Write the records below out in full, character for character, with no pictures.

===== Materials provided =====

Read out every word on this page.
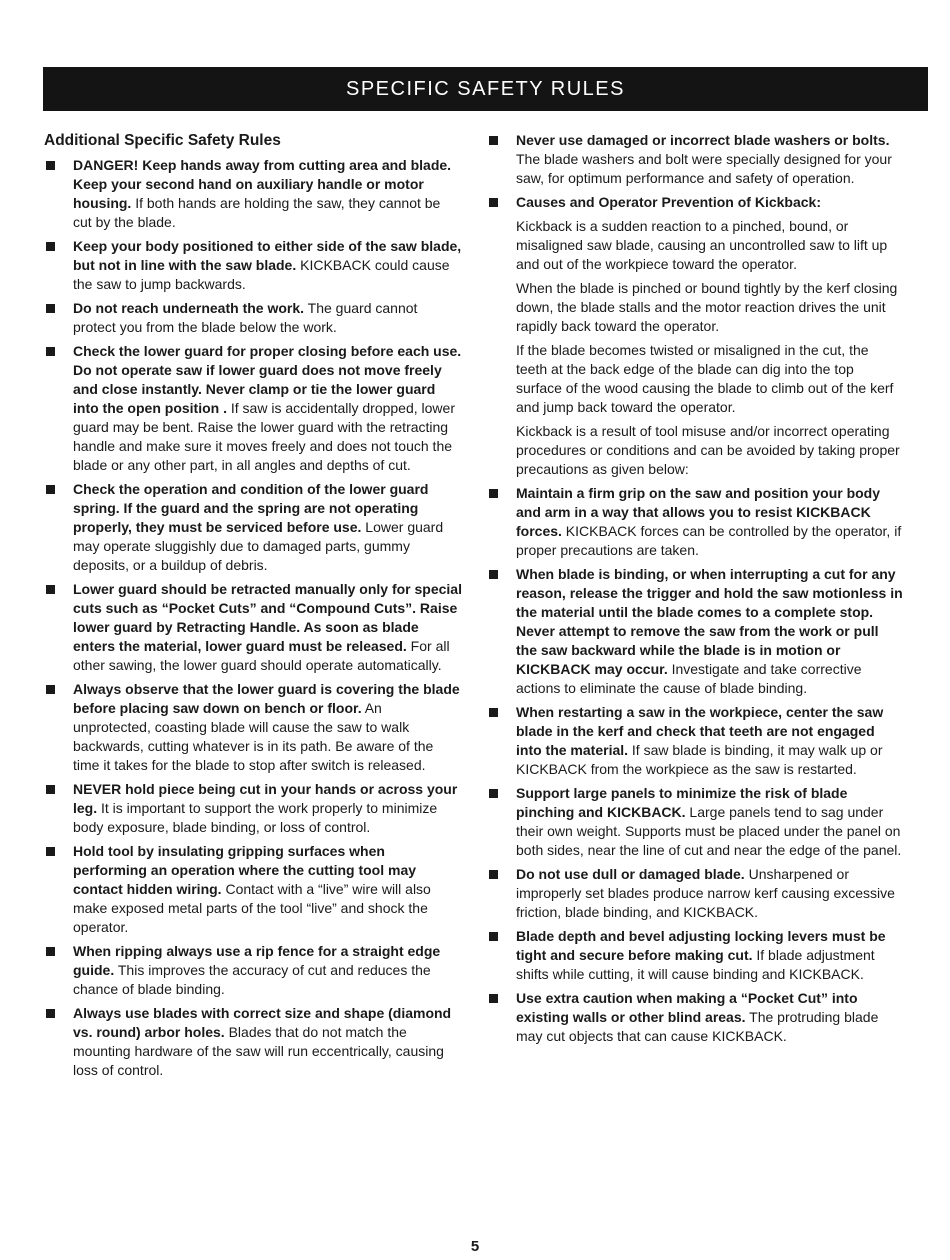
SPECIFIC SAFETY RULES
Additional Specific Safety Rules
DANGER! Keep hands away from cutting area and blade. Keep your second hand on auxiliary handle or motor housing. If both hands are holding the saw, they cannot be cut by the blade.
Keep your body positioned to either side of the saw blade, but not in line with the saw blade. KICKBACK could cause the saw to jump backwards.
Do not reach underneath the work. The guard cannot protect you from the blade below the work.
Check the lower guard for proper closing before each use. Do not operate saw if lower guard does not move freely and close instantly. Never clamp or tie the lower guard into the open position . If saw is accidentally dropped, lower guard may be bent. Raise the lower guard with the retracting handle and make sure it moves freely and does not touch the blade or any other part, in all angles and depths of cut.
Check the operation and condition of the lower guard spring. If the guard and the spring are not operating properly, they must be serviced before use. Lower guard may operate sluggishly due to damaged parts, gummy deposits, or a buildup of debris.
Lower guard should be retracted manually only for special cuts such as “Pocket Cuts” and “Compound Cuts”. Raise lower guard by Retracting Handle. As soon as blade enters the material, lower guard must be released. For all other sawing, the lower guard should operate automatically.
Always observe that the lower guard is covering the blade before placing saw down on bench or floor. An unprotected, coasting blade will cause the saw to walk backwards, cutting whatever is in its path. Be aware of the time it takes for the blade to stop after switch is released.
NEVER hold piece being cut in your hands or across your leg. It is important to support the work properly to minimize body exposure, blade binding, or loss of control.
Hold tool by insulating gripping surfaces when performing an operation where the cutting tool may contact hidden wiring. Contact with a “live” wire will also make exposed metal parts of the tool “live” and shock the operator.
When ripping always use a rip fence for a straight edge guide. This improves the accuracy of cut and reduces the chance of blade binding.
Always use blades with correct size and shape (diamond vs. round) arbor holes. Blades that do not match the mounting hardware of the saw will run eccentrically, causing loss of control.
Never use damaged or incorrect blade washers or bolts. The blade washers and bolt were specially designed for your saw, for optimum performance and safety of operation.
Causes and Operator Prevention of Kickback:
Kickback is a sudden reaction to a pinched, bound, or misaligned saw blade, causing an uncontrolled saw to lift up and out of the workpiece toward the operator.
When the blade is pinched or bound tightly by the kerf closing down, the blade stalls and the motor reaction drives the unit rapidly back toward the operator.
If the blade becomes twisted or misaligned in the cut, the teeth at the back edge of the blade can dig into the top surface of the wood causing the blade to climb out of the kerf and jump back toward the operator.
Kickback is a result of tool misuse and/or incorrect operating procedures or conditions and can be avoided by taking proper precautions as given below:
Maintain a firm grip on the saw and position your body and arm in a way that allows you to resist KICKBACK forces. KICKBACK forces can be controlled by the operator, if proper precautions are taken.
When blade is binding, or when interrupting a cut for any reason, release the trigger and hold the saw motionless in the material until the blade comes to a complete stop. Never attempt to remove the saw from the work or pull the saw backward while the blade is in motion or KICKBACK may occur. Investigate and take corrective actions to eliminate the cause of blade binding.
When restarting a saw in the workpiece, center the saw blade in the kerf and check that teeth are not engaged into the material. If saw blade is binding, it may walk up or KICKBACK from the workpiece as the saw is restarted.
Support large panels to minimize the risk of blade pinching and KICKBACK. Large panels tend to sag under their own weight. Supports must be placed under the panel on both sides, near the line of cut and near the edge of the panel.
Do not use dull or damaged blade. Unsharpened or improperly set blades produce narrow kerf causing excessive friction, blade binding, and KICKBACK.
Blade depth and bevel adjusting locking levers must be tight and secure before making cut. If blade adjustment shifts while cutting, it will cause binding and KICKBACK.
Use extra caution when making a “Pocket Cut” into existing walls or other blind areas. The protruding blade may cut objects that can cause KICKBACK.
5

=====

▸ Answer to the exercise:
Read out every word on this page.
SPECIFIC SAFETY RULES
Additional Specific Safety Rules
DANGER! Keep hands away from cutting area and blade. Keep your second hand on auxiliary handle or motor housing. If both hands are holding the saw, they cannot be cut by the blade.
Keep your body positioned to either side of the saw blade, but not in line with the saw blade. KICKBACK could cause the saw to jump backwards.
Do not reach underneath the work. The guard cannot protect you from the blade below the work.
Check the lower guard for proper closing before each use. Do not operate saw if lower guard does not move freely and close instantly. Never clamp or tie the lower guard into the open position . If saw is accidentally dropped, lower guard may be bent. Raise the lower guard with the retracting handle and make sure it moves freely and does not touch the blade or any other part, in all angles and depths of cut.
Check the operation and condition of the lower guard spring. If the guard and the spring are not operating properly, they must be serviced before use. Lower guard may operate sluggishly due to damaged parts, gummy deposits, or a buildup of debris.
Lower guard should be retracted manually only for special cuts such as “Pocket Cuts” and “Compound Cuts”. Raise lower guard by Retracting Handle. As soon as blade enters the material, lower guard must be released. For all other sawing, the lower guard should operate automatically.
Always observe that the lower guard is covering the blade before placing saw down on bench or floor. An unprotected, coasting blade will cause the saw to walk backwards, cutting whatever is in its path. Be aware of the time it takes for the blade to stop after switch is released.
NEVER hold piece being cut in your hands or across your leg. It is important to support the work properly to minimize body exposure, blade binding, or loss of control.
Hold tool by insulating gripping surfaces when performing an operation where the cutting tool may contact hidden wiring. Contact with a “live” wire will also make exposed metal parts of the tool “live” and shock the operator.
When ripping always use a rip fence for a straight edge guide. This improves the accuracy of cut and reduces the chance of blade binding.
Always use blades with correct size and shape (diamond vs. round) arbor holes. Blades that do not match the mounting hardware of the saw will run eccentrically, causing loss of control.
Never use damaged or incorrect blade washers or bolts. The blade washers and bolt were specially designed for your saw, for optimum performance and safety of operation.
Causes and Operator Prevention of Kickback:
Kickback is a sudden reaction to a pinched, bound, or misaligned saw blade, causing an uncontrolled saw to lift up and out of the workpiece toward the operator.
When the blade is pinched or bound tightly by the kerf closing down, the blade stalls and the motor reaction drives the unit rapidly back toward the operator.
If the blade becomes twisted or misaligned in the cut, the teeth at the back edge of the blade can dig into the top surface of the wood causing the blade to climb out of the kerf and jump back toward the operator.
Kickback is a result of tool misuse and/or incorrect operating procedures or conditions and can be avoided by taking proper precautions as given below:
Maintain a firm grip on the saw and position your body and arm in a way that allows you to resist KICKBACK forces. KICKBACK forces can be controlled by the operator, if proper precautions are taken.
When blade is binding, or when interrupting a cut for any reason, release the trigger and hold the saw motionless in the material until the blade comes to a complete stop. Never attempt to remove the saw from the work or pull the saw backward while the blade is in motion or KICKBACK may occur. Investigate and take corrective actions to eliminate the cause of blade binding.
When restarting a saw in the workpiece, center the saw blade in the kerf and check that teeth are not engaged into the material. If saw blade is binding, it may walk up or KICKBACK from the workpiece as the saw is restarted.
Support large panels to minimize the risk of blade pinching and KICKBACK. Large panels tend to sag under their own weight. Supports must be placed under the panel on both sides, near the line of cut and near the edge of the panel.
Do not use dull or damaged blade. Unsharpened or improperly set blades produce narrow kerf causing excessive friction, blade binding, and KICKBACK.
Blade depth and bevel adjusting locking levers must be tight and secure before making cut. If blade adjustment shifts while cutting, it will cause binding and KICKBACK.
Use extra caution when making a “Pocket Cut” into existing walls or other blind areas. The protruding blade may cut objects that can cause KICKBACK.
5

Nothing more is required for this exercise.